What the task asks: Go through the records that follow and tally the lines with "letter" in them; answer with the number alone.

Document understanding data
--------

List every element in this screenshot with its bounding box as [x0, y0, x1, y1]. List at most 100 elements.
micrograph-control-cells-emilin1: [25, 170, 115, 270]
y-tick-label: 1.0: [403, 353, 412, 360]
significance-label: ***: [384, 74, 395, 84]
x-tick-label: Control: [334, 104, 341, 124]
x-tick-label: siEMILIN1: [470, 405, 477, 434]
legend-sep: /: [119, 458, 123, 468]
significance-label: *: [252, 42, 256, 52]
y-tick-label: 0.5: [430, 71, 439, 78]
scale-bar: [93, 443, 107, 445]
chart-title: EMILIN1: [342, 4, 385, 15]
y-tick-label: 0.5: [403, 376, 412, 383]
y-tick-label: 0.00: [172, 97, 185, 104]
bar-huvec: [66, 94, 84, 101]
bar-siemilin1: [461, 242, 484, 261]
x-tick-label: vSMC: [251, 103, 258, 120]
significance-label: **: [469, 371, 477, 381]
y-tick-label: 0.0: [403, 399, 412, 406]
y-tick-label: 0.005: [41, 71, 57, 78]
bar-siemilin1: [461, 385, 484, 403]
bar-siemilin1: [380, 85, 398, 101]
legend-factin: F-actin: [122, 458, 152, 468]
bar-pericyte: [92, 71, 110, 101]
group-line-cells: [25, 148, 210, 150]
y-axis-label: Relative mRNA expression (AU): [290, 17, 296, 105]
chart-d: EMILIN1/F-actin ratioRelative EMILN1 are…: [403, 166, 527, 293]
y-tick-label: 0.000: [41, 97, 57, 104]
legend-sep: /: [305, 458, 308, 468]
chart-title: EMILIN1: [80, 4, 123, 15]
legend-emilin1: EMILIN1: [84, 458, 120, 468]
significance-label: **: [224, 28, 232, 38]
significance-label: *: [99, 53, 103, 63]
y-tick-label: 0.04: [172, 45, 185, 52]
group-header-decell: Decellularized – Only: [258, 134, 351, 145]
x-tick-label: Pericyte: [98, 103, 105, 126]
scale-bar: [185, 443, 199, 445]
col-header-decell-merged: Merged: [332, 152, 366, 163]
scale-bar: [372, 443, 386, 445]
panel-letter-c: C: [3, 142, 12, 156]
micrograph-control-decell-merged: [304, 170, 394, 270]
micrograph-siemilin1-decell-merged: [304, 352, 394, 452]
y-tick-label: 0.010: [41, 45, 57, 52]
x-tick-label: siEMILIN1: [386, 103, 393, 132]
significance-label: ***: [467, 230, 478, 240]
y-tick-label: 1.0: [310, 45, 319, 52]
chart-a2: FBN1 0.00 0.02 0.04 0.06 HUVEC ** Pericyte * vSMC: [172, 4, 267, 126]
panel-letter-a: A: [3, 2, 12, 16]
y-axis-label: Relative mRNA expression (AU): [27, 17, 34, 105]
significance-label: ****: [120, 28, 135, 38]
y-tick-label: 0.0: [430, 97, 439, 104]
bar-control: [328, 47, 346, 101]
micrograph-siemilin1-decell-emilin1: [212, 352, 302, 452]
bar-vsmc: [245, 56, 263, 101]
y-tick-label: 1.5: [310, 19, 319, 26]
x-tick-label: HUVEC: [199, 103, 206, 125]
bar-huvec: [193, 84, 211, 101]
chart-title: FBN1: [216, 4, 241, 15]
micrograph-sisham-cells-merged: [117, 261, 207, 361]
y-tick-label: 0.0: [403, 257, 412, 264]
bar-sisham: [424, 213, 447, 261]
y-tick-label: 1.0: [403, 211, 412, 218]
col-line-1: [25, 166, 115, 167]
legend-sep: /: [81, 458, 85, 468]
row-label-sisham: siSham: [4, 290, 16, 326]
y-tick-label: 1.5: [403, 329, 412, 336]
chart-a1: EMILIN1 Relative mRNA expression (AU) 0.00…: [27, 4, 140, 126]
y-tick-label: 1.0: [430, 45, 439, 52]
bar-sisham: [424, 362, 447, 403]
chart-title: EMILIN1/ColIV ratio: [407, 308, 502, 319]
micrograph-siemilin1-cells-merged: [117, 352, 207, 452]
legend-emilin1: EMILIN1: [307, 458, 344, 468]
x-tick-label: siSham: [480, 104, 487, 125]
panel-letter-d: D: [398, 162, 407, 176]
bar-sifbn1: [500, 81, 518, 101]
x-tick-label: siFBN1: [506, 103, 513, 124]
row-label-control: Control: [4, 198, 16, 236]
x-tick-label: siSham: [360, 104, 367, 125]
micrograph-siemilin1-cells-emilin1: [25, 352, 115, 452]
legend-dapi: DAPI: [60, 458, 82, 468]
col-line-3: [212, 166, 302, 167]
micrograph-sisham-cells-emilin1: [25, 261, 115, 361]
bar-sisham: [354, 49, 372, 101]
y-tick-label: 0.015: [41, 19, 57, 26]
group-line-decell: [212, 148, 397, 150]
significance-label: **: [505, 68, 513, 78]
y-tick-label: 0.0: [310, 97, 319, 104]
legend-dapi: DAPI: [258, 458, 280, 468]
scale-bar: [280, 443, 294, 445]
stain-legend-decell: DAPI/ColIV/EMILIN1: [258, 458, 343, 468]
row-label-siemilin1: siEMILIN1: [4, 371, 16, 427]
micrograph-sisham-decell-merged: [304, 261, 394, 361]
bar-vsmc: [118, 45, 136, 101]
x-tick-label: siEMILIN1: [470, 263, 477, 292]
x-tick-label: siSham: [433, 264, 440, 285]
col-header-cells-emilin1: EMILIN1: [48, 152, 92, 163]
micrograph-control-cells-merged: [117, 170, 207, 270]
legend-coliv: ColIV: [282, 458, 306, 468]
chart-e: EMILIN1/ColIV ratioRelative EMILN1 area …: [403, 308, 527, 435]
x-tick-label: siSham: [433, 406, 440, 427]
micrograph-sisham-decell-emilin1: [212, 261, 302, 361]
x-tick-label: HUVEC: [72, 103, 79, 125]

--------

Response to this task: 3